:: Excerpted records

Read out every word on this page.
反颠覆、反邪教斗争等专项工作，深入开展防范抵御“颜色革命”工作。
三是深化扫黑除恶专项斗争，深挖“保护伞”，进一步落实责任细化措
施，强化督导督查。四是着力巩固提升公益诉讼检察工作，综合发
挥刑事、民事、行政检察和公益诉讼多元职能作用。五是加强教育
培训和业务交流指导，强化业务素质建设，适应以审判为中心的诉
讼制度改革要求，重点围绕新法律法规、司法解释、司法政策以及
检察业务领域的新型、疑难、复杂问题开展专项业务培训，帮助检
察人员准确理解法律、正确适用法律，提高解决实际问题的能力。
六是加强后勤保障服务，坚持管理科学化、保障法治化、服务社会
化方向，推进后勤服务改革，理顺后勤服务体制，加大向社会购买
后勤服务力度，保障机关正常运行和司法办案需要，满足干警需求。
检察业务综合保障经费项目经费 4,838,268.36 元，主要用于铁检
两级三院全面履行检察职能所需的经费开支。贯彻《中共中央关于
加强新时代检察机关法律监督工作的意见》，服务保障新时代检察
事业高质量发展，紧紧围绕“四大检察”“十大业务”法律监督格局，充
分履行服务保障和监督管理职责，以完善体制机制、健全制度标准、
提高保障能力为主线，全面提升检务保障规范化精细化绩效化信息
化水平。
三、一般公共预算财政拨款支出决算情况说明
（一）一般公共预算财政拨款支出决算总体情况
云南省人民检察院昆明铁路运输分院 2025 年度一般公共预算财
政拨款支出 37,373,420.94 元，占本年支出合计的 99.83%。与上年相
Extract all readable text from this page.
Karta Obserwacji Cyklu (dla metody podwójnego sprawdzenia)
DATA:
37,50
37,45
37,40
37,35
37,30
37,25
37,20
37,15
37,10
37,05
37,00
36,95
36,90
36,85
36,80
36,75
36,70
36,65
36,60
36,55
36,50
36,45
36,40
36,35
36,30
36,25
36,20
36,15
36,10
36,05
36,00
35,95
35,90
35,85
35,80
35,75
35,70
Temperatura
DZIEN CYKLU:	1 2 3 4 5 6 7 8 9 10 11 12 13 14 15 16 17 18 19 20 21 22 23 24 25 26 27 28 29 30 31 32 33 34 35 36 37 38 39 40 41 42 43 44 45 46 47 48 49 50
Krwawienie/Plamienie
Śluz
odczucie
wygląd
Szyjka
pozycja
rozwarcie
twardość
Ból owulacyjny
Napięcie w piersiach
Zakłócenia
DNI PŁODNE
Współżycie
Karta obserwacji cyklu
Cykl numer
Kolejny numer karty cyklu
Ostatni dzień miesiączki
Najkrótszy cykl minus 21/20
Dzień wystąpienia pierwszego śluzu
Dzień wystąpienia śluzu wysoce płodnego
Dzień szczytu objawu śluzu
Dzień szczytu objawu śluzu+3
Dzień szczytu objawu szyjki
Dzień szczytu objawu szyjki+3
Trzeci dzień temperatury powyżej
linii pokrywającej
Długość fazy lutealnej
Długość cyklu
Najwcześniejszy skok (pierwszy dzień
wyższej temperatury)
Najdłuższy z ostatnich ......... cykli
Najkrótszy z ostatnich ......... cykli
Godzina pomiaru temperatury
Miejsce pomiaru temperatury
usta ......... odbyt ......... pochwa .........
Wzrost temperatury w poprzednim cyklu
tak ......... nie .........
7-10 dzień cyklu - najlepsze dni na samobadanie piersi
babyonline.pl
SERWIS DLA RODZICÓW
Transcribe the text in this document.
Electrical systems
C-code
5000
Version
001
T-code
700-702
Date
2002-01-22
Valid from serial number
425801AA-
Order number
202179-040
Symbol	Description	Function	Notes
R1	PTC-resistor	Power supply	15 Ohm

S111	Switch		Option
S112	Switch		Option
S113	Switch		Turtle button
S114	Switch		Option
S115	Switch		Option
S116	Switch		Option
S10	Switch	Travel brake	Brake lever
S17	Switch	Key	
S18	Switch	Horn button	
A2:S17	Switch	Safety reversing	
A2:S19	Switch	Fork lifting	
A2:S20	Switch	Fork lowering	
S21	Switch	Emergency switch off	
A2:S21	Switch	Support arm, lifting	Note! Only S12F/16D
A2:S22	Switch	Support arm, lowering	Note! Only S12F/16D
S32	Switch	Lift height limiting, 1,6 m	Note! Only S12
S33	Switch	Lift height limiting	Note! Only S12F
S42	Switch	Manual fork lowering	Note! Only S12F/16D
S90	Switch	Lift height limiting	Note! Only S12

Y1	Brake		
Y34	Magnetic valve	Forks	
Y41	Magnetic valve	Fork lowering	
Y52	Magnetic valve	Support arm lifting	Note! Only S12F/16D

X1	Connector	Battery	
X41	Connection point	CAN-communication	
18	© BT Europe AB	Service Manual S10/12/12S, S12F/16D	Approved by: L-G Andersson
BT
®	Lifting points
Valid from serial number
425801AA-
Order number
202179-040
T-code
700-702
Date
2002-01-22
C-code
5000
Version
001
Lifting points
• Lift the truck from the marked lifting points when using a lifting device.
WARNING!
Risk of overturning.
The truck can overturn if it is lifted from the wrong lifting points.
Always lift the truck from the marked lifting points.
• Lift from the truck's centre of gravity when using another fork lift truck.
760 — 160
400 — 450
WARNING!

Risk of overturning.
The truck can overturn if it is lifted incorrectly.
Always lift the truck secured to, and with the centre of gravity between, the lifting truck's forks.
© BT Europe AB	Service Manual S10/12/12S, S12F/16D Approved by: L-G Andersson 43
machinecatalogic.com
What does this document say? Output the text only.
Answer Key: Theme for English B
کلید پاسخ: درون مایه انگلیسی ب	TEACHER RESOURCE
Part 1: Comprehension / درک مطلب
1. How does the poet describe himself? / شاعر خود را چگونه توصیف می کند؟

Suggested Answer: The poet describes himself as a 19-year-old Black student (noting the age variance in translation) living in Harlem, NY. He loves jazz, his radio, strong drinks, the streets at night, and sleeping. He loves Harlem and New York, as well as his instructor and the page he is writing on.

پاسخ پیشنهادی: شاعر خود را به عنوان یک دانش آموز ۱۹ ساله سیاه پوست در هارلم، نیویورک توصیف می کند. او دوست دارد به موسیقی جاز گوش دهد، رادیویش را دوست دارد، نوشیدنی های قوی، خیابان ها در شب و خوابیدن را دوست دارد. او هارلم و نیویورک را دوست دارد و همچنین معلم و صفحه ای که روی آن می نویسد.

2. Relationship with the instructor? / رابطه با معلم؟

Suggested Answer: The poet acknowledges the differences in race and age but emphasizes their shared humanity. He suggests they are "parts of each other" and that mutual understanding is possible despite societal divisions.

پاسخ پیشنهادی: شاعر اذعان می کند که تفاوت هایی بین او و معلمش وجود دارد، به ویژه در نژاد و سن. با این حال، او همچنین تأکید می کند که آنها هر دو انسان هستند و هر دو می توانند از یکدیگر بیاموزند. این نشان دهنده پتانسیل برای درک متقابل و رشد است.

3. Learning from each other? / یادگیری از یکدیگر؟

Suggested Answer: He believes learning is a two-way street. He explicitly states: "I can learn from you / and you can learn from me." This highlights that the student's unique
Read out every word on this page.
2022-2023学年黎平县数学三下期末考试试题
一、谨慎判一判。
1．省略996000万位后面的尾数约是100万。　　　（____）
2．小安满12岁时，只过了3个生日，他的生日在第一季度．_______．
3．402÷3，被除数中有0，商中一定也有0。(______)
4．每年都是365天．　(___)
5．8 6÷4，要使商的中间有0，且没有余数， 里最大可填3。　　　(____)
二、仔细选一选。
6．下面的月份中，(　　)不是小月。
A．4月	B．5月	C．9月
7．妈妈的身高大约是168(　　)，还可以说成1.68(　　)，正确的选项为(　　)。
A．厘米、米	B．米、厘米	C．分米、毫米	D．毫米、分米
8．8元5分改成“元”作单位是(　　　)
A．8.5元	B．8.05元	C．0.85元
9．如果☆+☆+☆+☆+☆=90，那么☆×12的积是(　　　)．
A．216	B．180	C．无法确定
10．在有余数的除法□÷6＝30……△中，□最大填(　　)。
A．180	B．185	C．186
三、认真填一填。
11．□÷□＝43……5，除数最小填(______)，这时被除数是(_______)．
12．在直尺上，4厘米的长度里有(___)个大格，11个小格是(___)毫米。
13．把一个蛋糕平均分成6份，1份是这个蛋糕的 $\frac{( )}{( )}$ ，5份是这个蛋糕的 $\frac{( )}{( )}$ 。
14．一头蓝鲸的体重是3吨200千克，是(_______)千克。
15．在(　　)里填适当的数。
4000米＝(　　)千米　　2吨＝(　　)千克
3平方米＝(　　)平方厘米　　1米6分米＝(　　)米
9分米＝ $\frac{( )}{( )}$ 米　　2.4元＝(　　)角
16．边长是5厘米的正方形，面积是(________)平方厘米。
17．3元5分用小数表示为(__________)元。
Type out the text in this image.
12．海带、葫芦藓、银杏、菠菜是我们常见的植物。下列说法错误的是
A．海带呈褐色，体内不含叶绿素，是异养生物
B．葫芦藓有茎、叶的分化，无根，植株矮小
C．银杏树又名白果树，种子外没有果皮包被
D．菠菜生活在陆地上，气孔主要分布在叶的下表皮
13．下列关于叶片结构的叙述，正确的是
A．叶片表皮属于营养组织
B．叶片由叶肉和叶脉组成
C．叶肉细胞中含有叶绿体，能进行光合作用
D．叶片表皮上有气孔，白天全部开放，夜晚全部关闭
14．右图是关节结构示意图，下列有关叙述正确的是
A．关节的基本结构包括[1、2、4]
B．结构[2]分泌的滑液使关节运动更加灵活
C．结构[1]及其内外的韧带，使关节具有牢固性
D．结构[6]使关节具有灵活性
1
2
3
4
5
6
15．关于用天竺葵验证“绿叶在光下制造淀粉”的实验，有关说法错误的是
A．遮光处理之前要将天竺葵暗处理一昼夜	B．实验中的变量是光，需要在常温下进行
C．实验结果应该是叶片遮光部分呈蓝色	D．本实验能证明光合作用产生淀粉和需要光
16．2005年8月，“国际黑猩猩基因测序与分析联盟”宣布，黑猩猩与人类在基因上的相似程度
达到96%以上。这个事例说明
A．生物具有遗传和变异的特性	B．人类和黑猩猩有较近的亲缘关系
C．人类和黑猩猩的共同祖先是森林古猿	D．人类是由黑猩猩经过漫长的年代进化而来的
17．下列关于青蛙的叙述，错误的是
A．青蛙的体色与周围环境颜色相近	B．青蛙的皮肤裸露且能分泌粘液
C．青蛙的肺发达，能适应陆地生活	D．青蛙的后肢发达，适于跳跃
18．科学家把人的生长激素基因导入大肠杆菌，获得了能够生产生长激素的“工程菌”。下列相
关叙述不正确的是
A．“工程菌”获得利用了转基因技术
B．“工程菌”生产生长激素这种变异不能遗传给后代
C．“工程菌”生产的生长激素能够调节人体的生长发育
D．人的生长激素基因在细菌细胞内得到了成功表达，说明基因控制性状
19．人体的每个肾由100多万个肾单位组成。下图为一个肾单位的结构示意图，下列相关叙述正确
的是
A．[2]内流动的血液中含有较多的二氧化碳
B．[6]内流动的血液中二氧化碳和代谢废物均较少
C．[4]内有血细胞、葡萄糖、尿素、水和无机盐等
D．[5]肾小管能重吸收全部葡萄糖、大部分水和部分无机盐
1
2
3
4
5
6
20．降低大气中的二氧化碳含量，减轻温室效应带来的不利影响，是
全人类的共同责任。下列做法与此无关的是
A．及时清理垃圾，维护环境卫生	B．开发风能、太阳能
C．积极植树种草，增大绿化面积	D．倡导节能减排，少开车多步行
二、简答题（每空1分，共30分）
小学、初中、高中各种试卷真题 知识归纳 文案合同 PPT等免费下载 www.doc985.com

::::

- Stated problem -
Within the listing above, copy each line that has the string "lifted".

- Task result -
The truck can overturn if it is lifted from the wrong lifting points.
The truck can overturn if it is lifted incorrectly.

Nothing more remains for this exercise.